Layout dataset rows
-------------------------
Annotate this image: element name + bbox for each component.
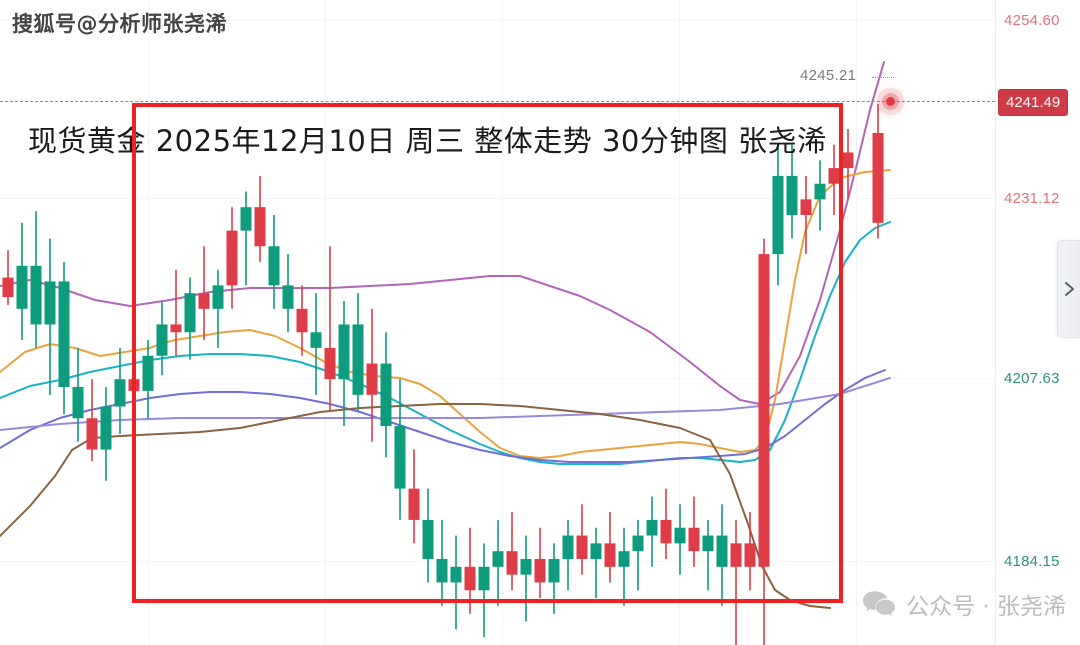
candlestick: [30, 211, 42, 348]
candlestick: [142, 340, 154, 419]
horizontal-gridline: [0, 20, 995, 21]
price-axis-tick: 4231.12: [1004, 190, 1060, 207]
candlestick: [282, 254, 294, 333]
candlestick: [198, 246, 210, 341]
candlestick: [170, 269, 182, 356]
candlestick: [310, 293, 322, 395]
candlestick: [114, 347, 126, 434]
candlestick: [814, 160, 826, 231]
candlestick: [72, 347, 84, 442]
candlestick: [646, 496, 658, 567]
candlestick: [450, 535, 462, 630]
candlestick: [828, 144, 840, 215]
horizontal-gridline: [0, 378, 995, 379]
current-price-line: [0, 101, 995, 102]
candlestick: [730, 519, 742, 645]
candlestick: [604, 512, 616, 583]
candlestick: [254, 175, 266, 262]
watermark-bottom: 公众号 · 张尧浠: [862, 587, 1066, 621]
candlestick: [576, 504, 588, 575]
candlestick: [660, 488, 672, 559]
vertical-gridline: [502, 0, 503, 645]
candlestick: [632, 519, 644, 591]
candlestick: [590, 527, 602, 599]
plot-area[interactable]: 4245.21 现货黄金 2025年12月10日 周三 整体走势 30分钟图 张…: [0, 0, 995, 645]
horizontal-gridline: [0, 198, 995, 199]
moving-average-line: [0, 377, 891, 431]
candlestick: [758, 238, 770, 645]
candlestick: [716, 504, 728, 606]
candlestick: [268, 215, 280, 309]
candlestick: [506, 512, 518, 591]
wechat-icon: [862, 590, 896, 618]
candlestick: [86, 379, 98, 462]
candlestick: [44, 238, 56, 395]
candlestick: [436, 519, 448, 606]
candlestick: [702, 519, 714, 591]
candlestick: [100, 387, 112, 481]
candlestick: [380, 332, 392, 458]
candlestick: [324, 246, 336, 411]
vertical-gridline: [148, 0, 149, 645]
candlestick: [422, 488, 434, 583]
highlight-rectangle-annotation: [132, 103, 843, 603]
page-title: 现货黄金 2025年12月10日 周三 整体走势 30分钟图 张尧浠: [28, 124, 827, 158]
candlestick: [366, 308, 378, 442]
candlestick: [786, 144, 798, 239]
candlestick: [408, 449, 420, 544]
candlestick: [534, 527, 546, 599]
last-price-pulse-dot: [886, 97, 895, 106]
candlestick: [2, 250, 14, 305]
candlestick: [744, 512, 756, 591]
candlestick: [842, 129, 854, 200]
candlestick: [618, 527, 630, 606]
candlestick: [562, 519, 574, 591]
moving-average-line: [0, 221, 891, 465]
high-annotation-leader: [872, 77, 894, 78]
candlestick: [240, 191, 252, 286]
candlestick: [872, 103, 884, 239]
watermark-top: 搜狐号@分析师张尧浠: [12, 12, 227, 36]
price-axis-tick: 4254.60: [1004, 12, 1060, 29]
moving-average-line: [0, 369, 886, 463]
chevron-right-icon: [1064, 281, 1075, 297]
price-series-svg: [0, 61, 891, 645]
session-high-label: 4245.21: [800, 67, 857, 84]
candlestick: [296, 285, 308, 356]
vertical-gridline: [679, 0, 680, 645]
candlestick: [212, 269, 224, 348]
candlestick: [478, 543, 490, 638]
candlestick: [156, 301, 168, 376]
candlestick: [16, 222, 28, 341]
price-axis-tick: 4207.63: [1004, 370, 1060, 387]
vertical-gridline: [325, 0, 326, 645]
candlestick: [800, 175, 812, 255]
price-axis[interactable]: 4254.60 4231.12 4207.63 4184.15 4241.49: [995, 0, 1080, 645]
candlestick: [184, 277, 196, 360]
candlestick: [520, 535, 532, 622]
candlestick: [688, 496, 700, 567]
candlestick: [226, 207, 238, 309]
candlestick: [492, 519, 504, 606]
candlestick: [352, 293, 364, 411]
watermark-bottom-text: 公众号 · 张尧浠: [906, 594, 1066, 620]
moving-average-line: [0, 61, 885, 405]
vertical-gridline: [856, 0, 857, 645]
current-price-badge: 4241.49: [999, 90, 1068, 115]
candlestick: [338, 301, 350, 427]
candlestick: [58, 261, 70, 415]
price-axis-tick: 4184.15: [1004, 553, 1060, 570]
candlestick: [674, 504, 686, 575]
expand-panel-button[interactable]: [1057, 240, 1080, 338]
candlestick: [772, 144, 784, 286]
candlestick: [394, 379, 406, 520]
-------------------------
:: Problem requirements ::
Reproduce all of the rows above word for word, leaving the pictures out of your answer.

:: In response ::
Annotate this image: element name + bbox for each component.
candlestick: [30, 211, 42, 348]
candlestick: [142, 340, 154, 419]
horizontal-gridline: [0, 20, 995, 21]
price-axis-tick: 4231.12: [1004, 190, 1060, 207]
candlestick: [282, 254, 294, 333]
candlestick: [198, 246, 210, 341]
candlestick: [170, 269, 182, 356]
candlestick: [310, 293, 322, 395]
candlestick: [114, 347, 126, 434]
candlestick: [814, 160, 826, 231]
candlestick: [72, 347, 84, 442]
candlestick: [646, 496, 658, 567]
candlestick: [450, 535, 462, 630]
candlestick: [828, 144, 840, 215]
horizontal-gridline: [0, 378, 995, 379]
current-price-line: [0, 101, 995, 102]
candlestick: [730, 519, 742, 645]
candlestick: [604, 512, 616, 583]
candlestick: [254, 175, 266, 262]
watermark-bottom: 公众号 · 张尧浠: [862, 587, 1066, 621]
candlestick: [576, 504, 588, 575]
candlestick: [660, 488, 672, 559]
vertical-gridline: [502, 0, 503, 645]
candlestick: [632, 519, 644, 591]
candlestick: [590, 527, 602, 599]
plot-area[interactable]: 4245.21 现货黄金 2025年12月10日 周三 整体走势 30分钟图 张…: [0, 0, 995, 645]
horizontal-gridline: [0, 198, 995, 199]
moving-average-line: [0, 377, 891, 431]
candlestick: [758, 238, 770, 645]
candlestick: [716, 504, 728, 606]
candlestick: [268, 215, 280, 309]
candlestick: [506, 512, 518, 591]
wechat-icon: [862, 590, 896, 618]
candlestick: [86, 379, 98, 462]
candlestick: [44, 238, 56, 395]
candlestick: [436, 519, 448, 606]
candlestick: [702, 519, 714, 591]
candlestick: [100, 387, 112, 481]
candlestick: [380, 332, 392, 458]
candlestick: [324, 246, 336, 411]
vertical-gridline: [148, 0, 149, 645]
candlestick: [422, 488, 434, 583]
highlight-rectangle-annotation: [132, 103, 843, 603]
page-title: 现货黄金 2025年12月10日 周三 整体走势 30分钟图 张尧浠: [28, 124, 827, 158]
candlestick: [366, 308, 378, 442]
candlestick: [786, 144, 798, 239]
candlestick: [408, 449, 420, 544]
candlestick: [534, 527, 546, 599]
last-price-pulse-dot: [886, 97, 895, 106]
candlestick: [2, 250, 14, 305]
candlestick: [744, 512, 756, 591]
candlestick: [842, 129, 854, 200]
candlestick: [618, 527, 630, 606]
candlestick: [562, 519, 574, 591]
moving-average-line: [0, 221, 891, 465]
high-annotation-leader: [872, 77, 894, 78]
candlestick: [240, 191, 252, 286]
candlestick: [872, 103, 884, 239]
watermark-top: 搜狐号@分析师张尧浠: [12, 12, 227, 36]
price-axis-tick: 4254.60: [1004, 12, 1060, 29]
moving-average-line: [0, 369, 886, 463]
chevron-right-icon: [1064, 281, 1075, 297]
price-series-svg: [0, 61, 891, 645]
session-high-label: 4245.21: [800, 67, 857, 84]
candlestick: [296, 285, 308, 356]
vertical-gridline: [679, 0, 680, 645]
candlestick: [212, 269, 224, 348]
candlestick: [478, 543, 490, 638]
candlestick: [156, 301, 168, 376]
candlestick: [16, 222, 28, 341]
price-axis-tick: 4207.63: [1004, 370, 1060, 387]
vertical-gridline: [325, 0, 326, 645]
candlestick: [800, 175, 812, 255]
price-axis[interactable]: 4254.60 4231.12 4207.63 4184.15 4241.49: [995, 0, 1080, 645]
candlestick: [184, 277, 196, 360]
candlestick: [520, 535, 532, 622]
candlestick: [688, 496, 700, 567]
candlestick: [226, 207, 238, 309]
candlestick: [492, 519, 504, 606]
candlestick: [352, 293, 364, 411]
watermark-bottom-text: 公众号 · 张尧浠: [906, 594, 1066, 620]
moving-average-line: [0, 61, 885, 405]
vertical-gridline: [856, 0, 857, 645]
current-price-badge: 4241.49: [999, 90, 1068, 115]
candlestick: [338, 301, 350, 427]
candlestick: [58, 261, 70, 415]
price-axis-tick: 4184.15: [1004, 553, 1060, 570]
candlestick: [674, 504, 686, 575]
expand-panel-button[interactable]: [1057, 240, 1080, 338]
candlestick: [772, 144, 784, 286]
candlestick: [394, 379, 406, 520]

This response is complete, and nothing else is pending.